* [Requirements]: Please output the lines shown below exactly as they appear.
─── Data for processing
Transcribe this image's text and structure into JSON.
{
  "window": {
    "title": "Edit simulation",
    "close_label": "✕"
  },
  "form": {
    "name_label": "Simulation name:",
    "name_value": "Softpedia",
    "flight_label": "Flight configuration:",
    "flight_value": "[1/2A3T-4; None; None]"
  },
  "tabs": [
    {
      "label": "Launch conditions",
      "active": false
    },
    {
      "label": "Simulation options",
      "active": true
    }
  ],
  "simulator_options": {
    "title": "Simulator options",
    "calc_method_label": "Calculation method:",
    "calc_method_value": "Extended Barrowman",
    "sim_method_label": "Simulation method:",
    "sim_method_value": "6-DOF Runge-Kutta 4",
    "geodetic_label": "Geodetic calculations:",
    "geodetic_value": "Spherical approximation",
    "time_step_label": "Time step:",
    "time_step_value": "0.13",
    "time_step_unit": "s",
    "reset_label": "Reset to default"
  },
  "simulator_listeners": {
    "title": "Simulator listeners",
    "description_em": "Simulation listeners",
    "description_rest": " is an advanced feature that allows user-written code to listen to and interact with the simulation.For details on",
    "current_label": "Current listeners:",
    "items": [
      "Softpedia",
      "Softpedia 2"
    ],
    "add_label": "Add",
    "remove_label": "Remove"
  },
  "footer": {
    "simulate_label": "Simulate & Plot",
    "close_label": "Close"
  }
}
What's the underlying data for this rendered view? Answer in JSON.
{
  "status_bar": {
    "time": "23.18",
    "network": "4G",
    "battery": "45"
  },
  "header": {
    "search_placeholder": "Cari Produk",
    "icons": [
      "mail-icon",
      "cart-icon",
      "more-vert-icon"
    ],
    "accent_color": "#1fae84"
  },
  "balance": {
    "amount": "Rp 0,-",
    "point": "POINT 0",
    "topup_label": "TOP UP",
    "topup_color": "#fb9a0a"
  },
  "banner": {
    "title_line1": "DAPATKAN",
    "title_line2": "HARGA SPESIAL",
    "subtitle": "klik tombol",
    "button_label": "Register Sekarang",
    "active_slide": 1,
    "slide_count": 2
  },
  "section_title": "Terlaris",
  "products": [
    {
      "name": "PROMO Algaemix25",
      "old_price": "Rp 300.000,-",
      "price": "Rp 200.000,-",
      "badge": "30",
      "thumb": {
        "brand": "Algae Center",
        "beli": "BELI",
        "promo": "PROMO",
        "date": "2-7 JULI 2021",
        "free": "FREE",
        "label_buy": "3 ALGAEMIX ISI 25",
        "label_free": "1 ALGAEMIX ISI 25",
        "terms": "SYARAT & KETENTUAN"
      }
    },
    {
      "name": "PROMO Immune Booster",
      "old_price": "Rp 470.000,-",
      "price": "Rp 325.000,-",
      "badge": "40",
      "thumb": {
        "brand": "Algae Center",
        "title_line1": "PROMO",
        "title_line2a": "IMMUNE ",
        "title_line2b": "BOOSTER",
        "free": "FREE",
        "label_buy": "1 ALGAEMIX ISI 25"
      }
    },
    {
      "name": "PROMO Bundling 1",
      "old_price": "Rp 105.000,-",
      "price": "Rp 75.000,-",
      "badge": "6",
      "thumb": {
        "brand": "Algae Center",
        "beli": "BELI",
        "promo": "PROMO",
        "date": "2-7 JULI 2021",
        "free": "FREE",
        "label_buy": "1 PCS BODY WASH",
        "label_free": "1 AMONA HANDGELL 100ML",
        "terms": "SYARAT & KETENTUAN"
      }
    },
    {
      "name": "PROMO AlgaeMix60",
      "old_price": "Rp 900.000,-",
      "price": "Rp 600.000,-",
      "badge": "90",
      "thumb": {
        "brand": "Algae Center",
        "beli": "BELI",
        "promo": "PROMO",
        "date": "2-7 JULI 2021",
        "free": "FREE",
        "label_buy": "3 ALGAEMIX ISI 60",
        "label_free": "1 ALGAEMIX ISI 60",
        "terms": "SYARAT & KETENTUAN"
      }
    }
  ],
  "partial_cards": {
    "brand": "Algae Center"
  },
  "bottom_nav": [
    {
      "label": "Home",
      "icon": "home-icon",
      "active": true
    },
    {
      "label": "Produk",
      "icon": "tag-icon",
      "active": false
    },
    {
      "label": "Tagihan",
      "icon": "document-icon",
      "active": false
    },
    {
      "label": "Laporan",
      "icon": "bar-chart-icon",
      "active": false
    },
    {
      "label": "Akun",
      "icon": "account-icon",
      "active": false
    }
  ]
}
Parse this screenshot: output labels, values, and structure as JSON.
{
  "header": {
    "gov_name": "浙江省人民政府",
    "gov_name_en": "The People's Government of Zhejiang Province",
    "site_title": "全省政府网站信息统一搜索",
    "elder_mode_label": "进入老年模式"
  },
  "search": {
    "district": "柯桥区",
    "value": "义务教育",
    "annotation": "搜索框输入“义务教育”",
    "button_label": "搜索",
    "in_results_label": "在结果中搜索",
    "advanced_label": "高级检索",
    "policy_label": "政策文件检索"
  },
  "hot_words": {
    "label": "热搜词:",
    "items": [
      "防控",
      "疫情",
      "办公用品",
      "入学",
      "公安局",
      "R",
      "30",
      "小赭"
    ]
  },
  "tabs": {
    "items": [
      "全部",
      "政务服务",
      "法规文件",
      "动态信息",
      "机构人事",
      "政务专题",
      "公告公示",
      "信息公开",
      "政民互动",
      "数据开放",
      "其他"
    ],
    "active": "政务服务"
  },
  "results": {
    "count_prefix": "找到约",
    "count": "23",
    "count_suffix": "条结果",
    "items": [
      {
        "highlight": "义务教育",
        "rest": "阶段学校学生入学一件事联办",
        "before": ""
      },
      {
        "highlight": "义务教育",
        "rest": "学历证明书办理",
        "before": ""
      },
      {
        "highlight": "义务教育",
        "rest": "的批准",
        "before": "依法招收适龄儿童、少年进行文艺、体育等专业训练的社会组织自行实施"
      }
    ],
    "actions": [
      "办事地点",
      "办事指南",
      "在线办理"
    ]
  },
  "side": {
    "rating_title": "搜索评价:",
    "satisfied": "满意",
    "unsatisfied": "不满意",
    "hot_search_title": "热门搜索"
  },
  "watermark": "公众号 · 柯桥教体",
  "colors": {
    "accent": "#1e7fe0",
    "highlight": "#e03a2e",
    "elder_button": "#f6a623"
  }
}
──────
* [Answer for the task]:
Transcribe this image's text and structure into JSON.
{
  "window": {
    "title": "Edit simulation",
    "close_label": "✕"
  },
  "form": {
    "name_label": "Simulation name:",
    "name_value": "Softpedia",
    "flight_label": "Flight configuration:",
    "flight_value": "[1/2A3T-4; None; None]"
  },
  "tabs": [
    {
      "label": "Launch conditions",
      "active": false
    },
    {
      "label": "Simulation options",
      "active": true
    }
  ],
  "simulator_options": {
    "title": "Simulator options",
    "calc_method_label": "Calculation method:",
    "calc_method_value": "Extended Barrowman",
    "sim_method_label": "Simulation method:",
    "sim_method_value": "6-DOF Runge-Kutta 4",
    "geodetic_label": "Geodetic calculations:",
    "geodetic_value": "Spherical approximation",
    "time_step_label": "Time step:",
    "time_step_value": "0.13",
    "time_step_unit": "s",
    "reset_label": "Reset to default"
  },
  "simulator_listeners": {
    "title": "Simulator listeners",
    "description_em": "Simulation listeners",
    "description_rest": " is an advanced feature that allows user-written code to listen to and interact with the simulation.For details on",
    "current_label": "Current listeners:",
    "items": [
      "Softpedia",
      "Softpedia 2"
    ],
    "add_label": "Add",
    "remove_label": "Remove"
  },
  "footer": {
    "simulate_label": "Simulate & Plot",
    "close_label": "Close"
  }
}
What's the underlying data for this rendered view? Answer in JSON.
{
  "status_bar": {
    "time": "23.18",
    "network": "4G",
    "battery": "45"
  },
  "header": {
    "search_placeholder": "Cari Produk",
    "icons": [
      "mail-icon",
      "cart-icon",
      "more-vert-icon"
    ],
    "accent_color": "#1fae84"
  },
  "balance": {
    "amount": "Rp 0,-",
    "point": "POINT 0",
    "topup_label": "TOP UP",
    "topup_color": "#fb9a0a"
  },
  "banner": {
    "title_line1": "DAPATKAN",
    "title_line2": "HARGA SPESIAL",
    "subtitle": "klik tombol",
    "button_label": "Register Sekarang",
    "active_slide": 1,
    "slide_count": 2
  },
  "section_title": "Terlaris",
  "products": [
    {
      "name": "PROMO Algaemix25",
      "old_price": "Rp 300.000,-",
      "price": "Rp 200.000,-",
      "badge": "30",
      "thumb": {
        "brand": "Algae Center",
        "beli": "BELI",
        "promo": "PROMO",
        "date": "2-7 JULI 2021",
        "free": "FREE",
        "label_buy": "3 ALGAEMIX ISI 25",
        "label_free": "1 ALGAEMIX ISI 25",
        "terms": "SYARAT & KETENTUAN"
      }
    },
    {
      "name": "PROMO Immune Booster",
      "old_price": "Rp 470.000,-",
      "price": "Rp 325.000,-",
      "badge": "40",
      "thumb": {
        "brand": "Algae Center",
        "title_line1": "PROMO",
        "title_line2a": "IMMUNE ",
        "title_line2b": "BOOSTER",
        "free": "FREE",
        "label_buy": "1 ALGAEMIX ISI 25"
      }
    },
    {
      "name": "PROMO Bundling 1",
      "old_price": "Rp 105.000,-",
      "price": "Rp 75.000,-",
      "badge": "6",
      "thumb": {
        "brand": "Algae Center",
        "beli": "BELI",
        "promo": "PROMO",
        "date": "2-7 JULI 2021",
        "free": "FREE",
        "label_buy": "1 PCS BODY WASH",
        "label_free": "1 AMONA HANDGELL 100ML",
        "terms": "SYARAT & KETENTUAN"
      }
    },
    {
      "name": "PROMO AlgaeMix60",
      "old_price": "Rp 900.000,-",
      "price": "Rp 600.000,-",
      "badge": "90",
      "thumb": {
        "brand": "Algae Center",
        "beli": "BELI",
        "promo": "PROMO",
        "date": "2-7 JULI 2021",
        "free": "FREE",
        "label_buy": "3 ALGAEMIX ISI 60",
        "label_free": "1 ALGAEMIX ISI 60",
        "terms": "SYARAT & KETENTUAN"
      }
    }
  ],
  "partial_cards": {
    "brand": "Algae Center"
  },
  "bottom_nav": [
    {
      "label": "Home",
      "icon": "home-icon",
      "active": true
    },
    {
      "label": "Produk",
      "icon": "tag-icon",
      "active": false
    },
    {
      "label": "Tagihan",
      "icon": "document-icon",
      "active": false
    },
    {
      "label": "Laporan",
      "icon": "bar-chart-icon",
      "active": false
    },
    {
      "label": "Akun",
      "icon": "account-icon",
      "active": false
    }
  ]
}
Parse this screenshot: output labels, values, and structure as JSON.
{
  "header": {
    "gov_name": "浙江省人民政府",
    "gov_name_en": "The People's Government of Zhejiang Province",
    "site_title": "全省政府网站信息统一搜索",
    "elder_mode_label": "进入老年模式"
  },
  "search": {
    "district": "柯桥区",
    "value": "义务教育",
    "annotation": "搜索框输入“义务教育”",
    "button_label": "搜索",
    "in_results_label": "在结果中搜索",
    "advanced_label": "高级检索",
    "policy_label": "政策文件检索"
  },
  "hot_words": {
    "label": "热搜词:",
    "items": [
      "防控",
      "疫情",
      "办公用品",
      "入学",
      "公安局",
      "R",
      "30",
      "小赭"
    ]
  },
  "tabs": {
    "items": [
      "全部",
      "政务服务",
      "法规文件",
      "动态信息",
      "机构人事",
      "政务专题",
      "公告公示",
      "信息公开",
      "政民互动",
      "数据开放",
      "其他"
    ],
    "active": "政务服务"
  },
  "results": {
    "count_prefix": "找到约",
    "count": "23",
    "count_suffix": "条结果",
    "items": [
      {
        "highlight": "义务教育",
        "rest": "阶段学校学生入学一件事联办",
        "before": ""
      },
      {
        "highlight": "义务教育",
        "rest": "学历证明书办理",
        "before": ""
      },
      {
        "highlight": "义务教育",
        "rest": "的批准",
        "before": "依法招收适龄儿童、少年进行文艺、体育等专业训练的社会组织自行实施"
      }
    ],
    "actions": [
      "办事地点",
      "办事指南",
      "在线办理"
    ]
  },
  "side": {
    "rating_title": "搜索评价:",
    "satisfied": "满意",
    "unsatisfied": "不满意",
    "hot_search_title": "热门搜索"
  },
  "watermark": "公众号 · 柯桥教体",
  "colors": {
    "accent": "#1e7fe0",
    "highlight": "#e03a2e",
    "elder_button": "#f6a623"
  }
}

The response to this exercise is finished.